◆ MATERIAL FOR THIS EXERCISE
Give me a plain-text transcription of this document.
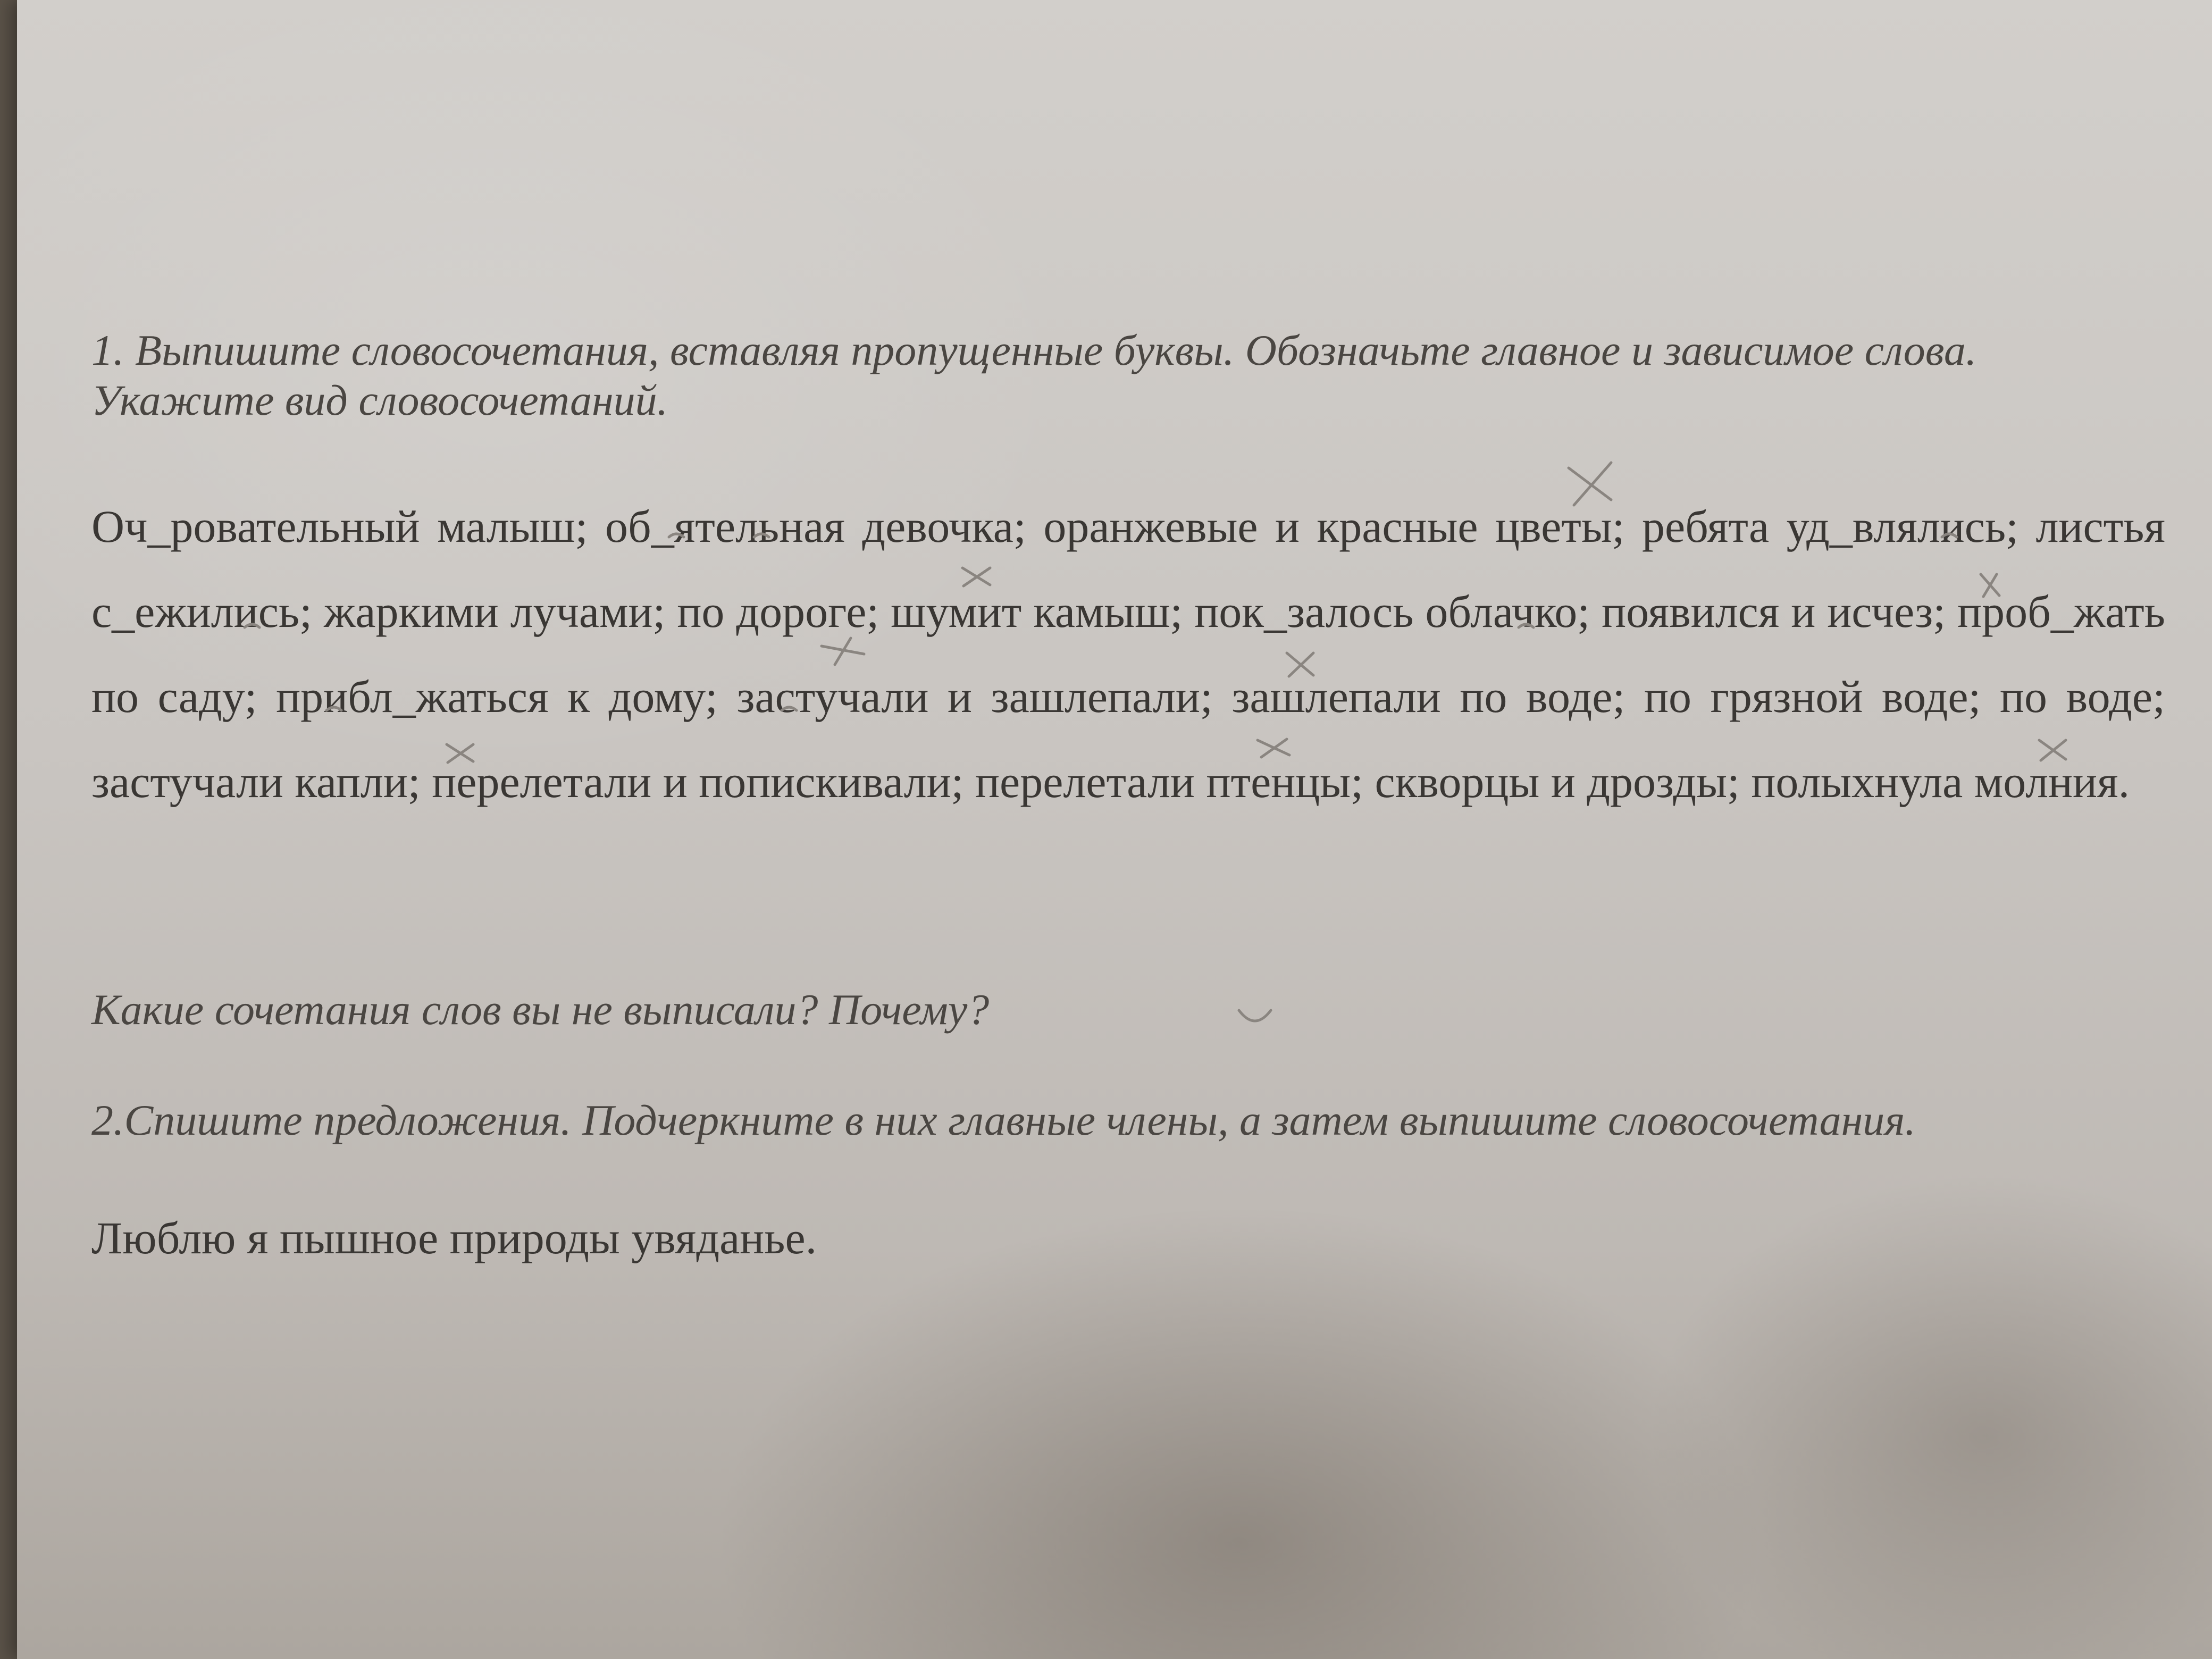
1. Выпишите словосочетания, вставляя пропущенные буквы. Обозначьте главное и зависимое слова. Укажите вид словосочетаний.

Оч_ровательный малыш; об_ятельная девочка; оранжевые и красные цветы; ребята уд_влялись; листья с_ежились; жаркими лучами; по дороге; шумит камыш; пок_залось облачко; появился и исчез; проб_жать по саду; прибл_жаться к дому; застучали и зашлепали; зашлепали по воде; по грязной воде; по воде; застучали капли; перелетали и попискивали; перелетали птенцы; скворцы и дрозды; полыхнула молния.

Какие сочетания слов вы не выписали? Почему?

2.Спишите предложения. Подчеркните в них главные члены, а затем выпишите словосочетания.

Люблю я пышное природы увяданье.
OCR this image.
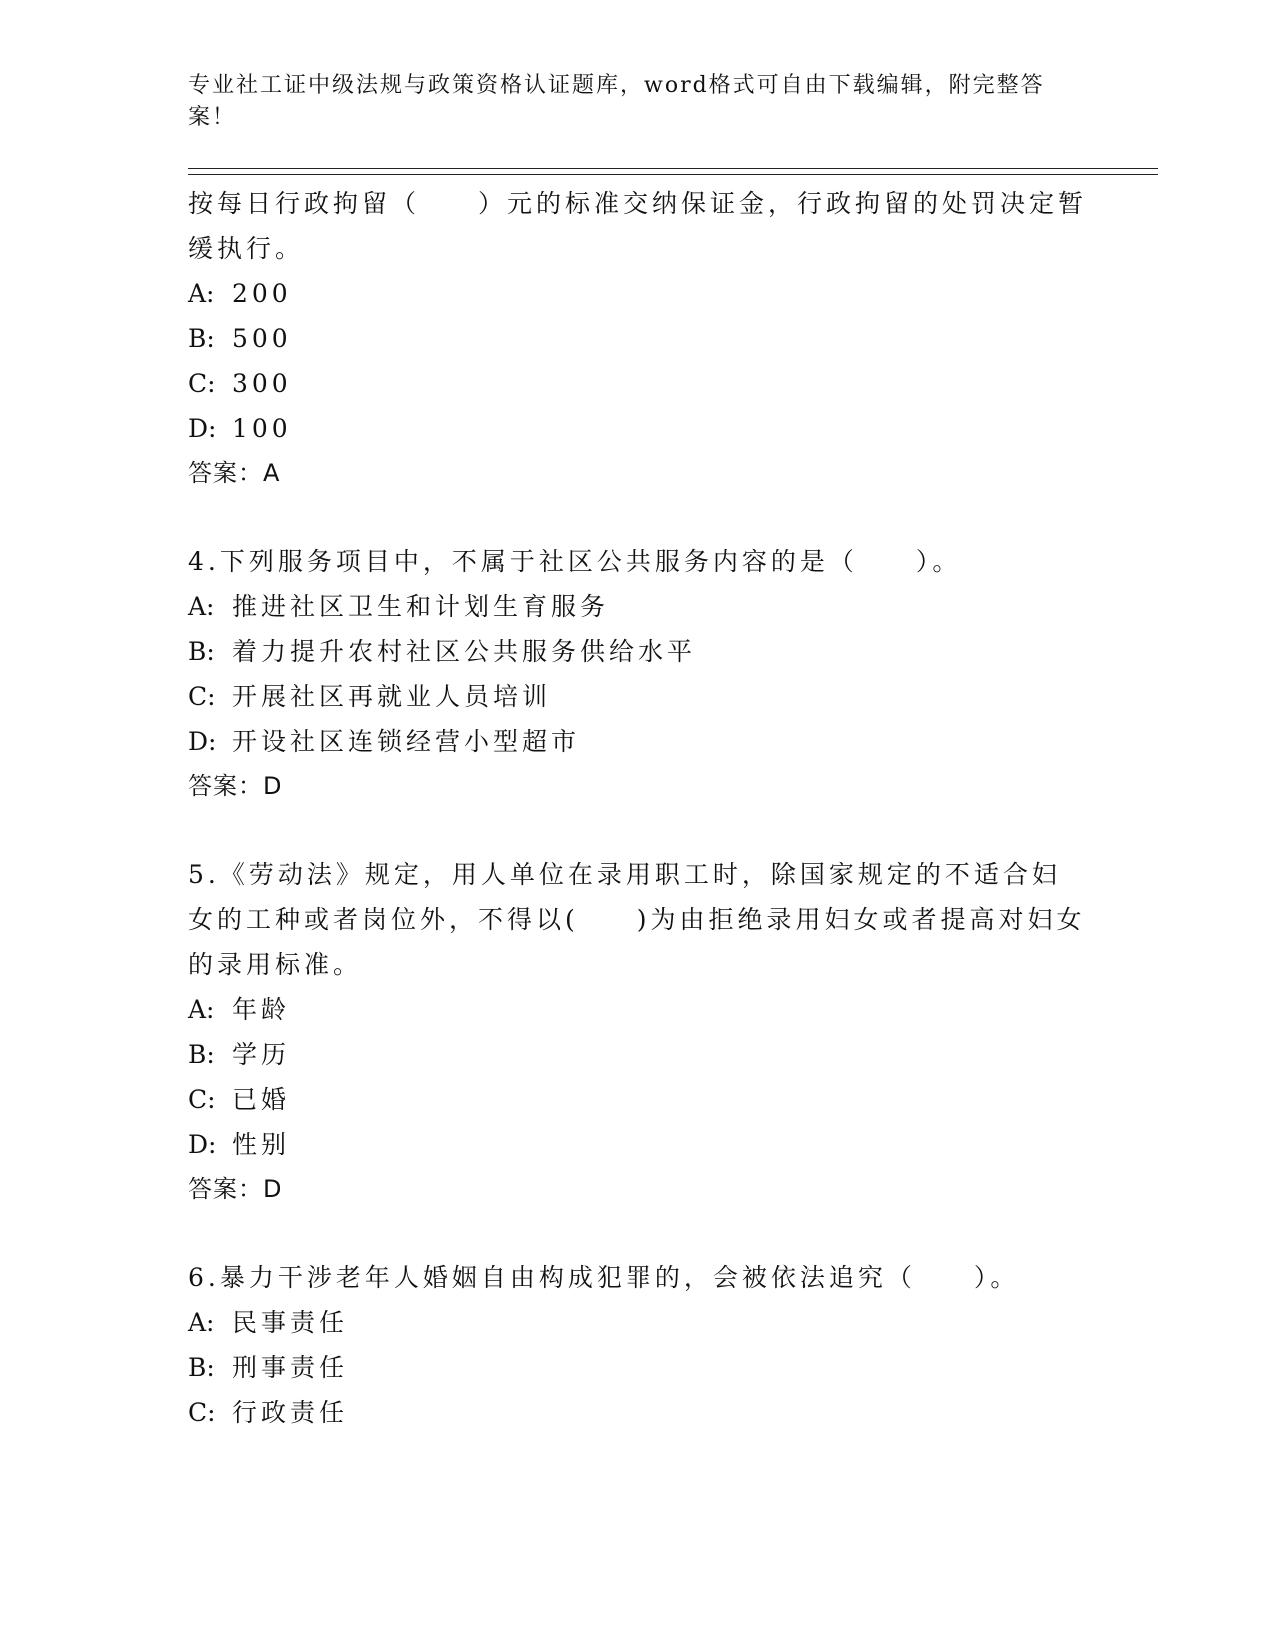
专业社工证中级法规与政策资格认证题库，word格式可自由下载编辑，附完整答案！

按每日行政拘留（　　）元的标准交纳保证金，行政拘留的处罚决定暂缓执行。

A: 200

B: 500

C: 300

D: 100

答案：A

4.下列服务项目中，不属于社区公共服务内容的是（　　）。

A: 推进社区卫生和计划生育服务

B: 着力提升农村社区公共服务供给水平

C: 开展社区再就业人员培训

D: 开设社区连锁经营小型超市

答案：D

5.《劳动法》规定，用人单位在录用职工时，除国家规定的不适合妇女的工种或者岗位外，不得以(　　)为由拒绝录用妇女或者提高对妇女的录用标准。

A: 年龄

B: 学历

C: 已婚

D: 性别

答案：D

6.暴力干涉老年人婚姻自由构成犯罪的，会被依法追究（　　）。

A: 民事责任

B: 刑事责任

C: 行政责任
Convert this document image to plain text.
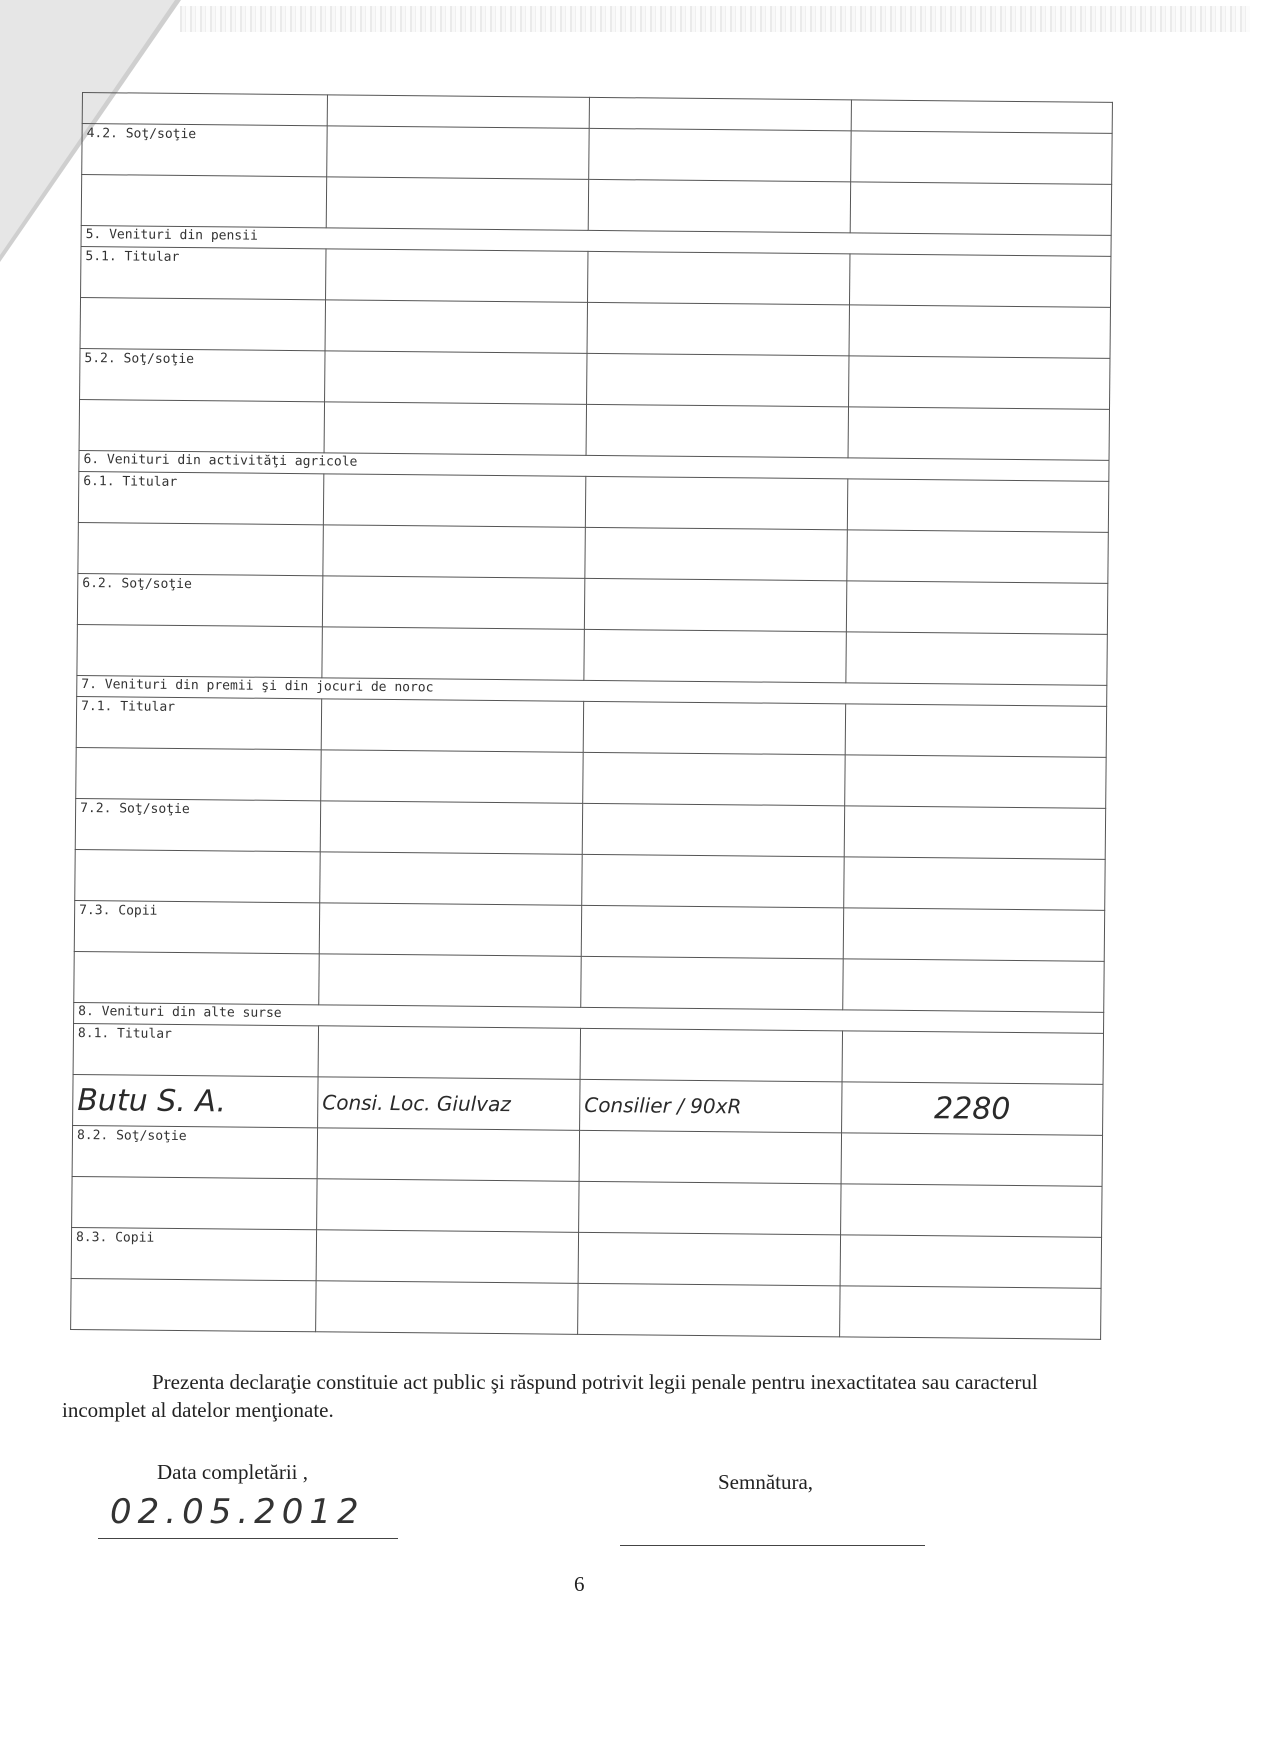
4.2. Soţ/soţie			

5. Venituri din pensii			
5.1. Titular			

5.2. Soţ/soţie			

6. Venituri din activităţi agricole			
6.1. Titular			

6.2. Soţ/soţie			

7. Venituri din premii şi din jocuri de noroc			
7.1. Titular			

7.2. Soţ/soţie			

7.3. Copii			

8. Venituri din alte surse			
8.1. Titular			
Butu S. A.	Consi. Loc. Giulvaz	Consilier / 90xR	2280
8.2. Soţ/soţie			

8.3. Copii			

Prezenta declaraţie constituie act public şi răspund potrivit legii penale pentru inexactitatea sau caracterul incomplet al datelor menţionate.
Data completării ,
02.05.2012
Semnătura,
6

◆ PROBLEM TO SOLVE
Omit any images, then output the listing exactly.

◆ ANSWER TO THIS PROBLEM
Give me a plain-text transcription of this document.
1. Выпишите словосочетания, вставляя пропущенные буквы. Обозначьте главное и зависимое слова. Укажите вид словосочетаний.

Оч_ровательный малыш; об_ятельная девочка; оранжевые и красные цветы; ребята уд_влялись; листья с_ежились; жаркими лучами; по дороге; шумит камыш; пок_залось облачко; появился и исчез; проб_жать по саду; прибл_жаться к дому; застучали и зашлепали; зашлепали по воде; по грязной воде; по воде; застучали капли; перелетали и попискивали; перелетали птенцы; скворцы и дрозды; полыхнула молния.

Какие сочетания слов вы не выписали? Почему?

2.Спишите предложения. Подчеркните в них главные члены, а затем выпишите словосочетания.

Люблю я пышное природы увяданье.
OCR this image.
专业社工证中级法规与政策资格认证题库，word格式可自由下载编辑，附完整答案！

按每日行政拘留（　　）元的标准交纳保证金，行政拘留的处罚决定暂缓执行。

A: 200

B: 500

C: 300

D: 100

答案：A

4.下列服务项目中，不属于社区公共服务内容的是（　　）。

A: 推进社区卫生和计划生育服务

B: 着力提升农村社区公共服务供给水平

C: 开展社区再就业人员培训

D: 开设社区连锁经营小型超市

答案：D

5.《劳动法》规定，用人单位在录用职工时，除国家规定的不适合妇女的工种或者岗位外，不得以(　　)为由拒绝录用妇女或者提高对妇女的录用标准。

A: 年龄

B: 学历

C: 已婚

D: 性别

答案：D

6.暴力干涉老年人婚姻自由构成犯罪的，会被依法追究（　　）。

A: 民事责任

B: 刑事责任

C: 行政责任
Convert this document image to plain text.
4.2. Soţ/soţie			

5. Venituri din pensii			
5.1. Titular			

5.2. Soţ/soţie			

6. Venituri din activităţi agricole			
6.1. Titular			

6.2. Soţ/soţie			

7. Venituri din premii şi din jocuri de noroc			
7.1. Titular			

7.2. Soţ/soţie			

7.3. Copii			

8. Venituri din alte surse			
8.1. Titular			
Butu S. A.	Consi. Loc. Giulvaz	Consilier / 90xR	2280
8.2. Soţ/soţie			

8.3. Copii			

Prezenta declaraţie constituie act public şi răspund potrivit legii penale pentru inexactitatea sau caracterul incomplet al datelor menţionate.
Data completării ,
02.05.2012
Semnătura,
6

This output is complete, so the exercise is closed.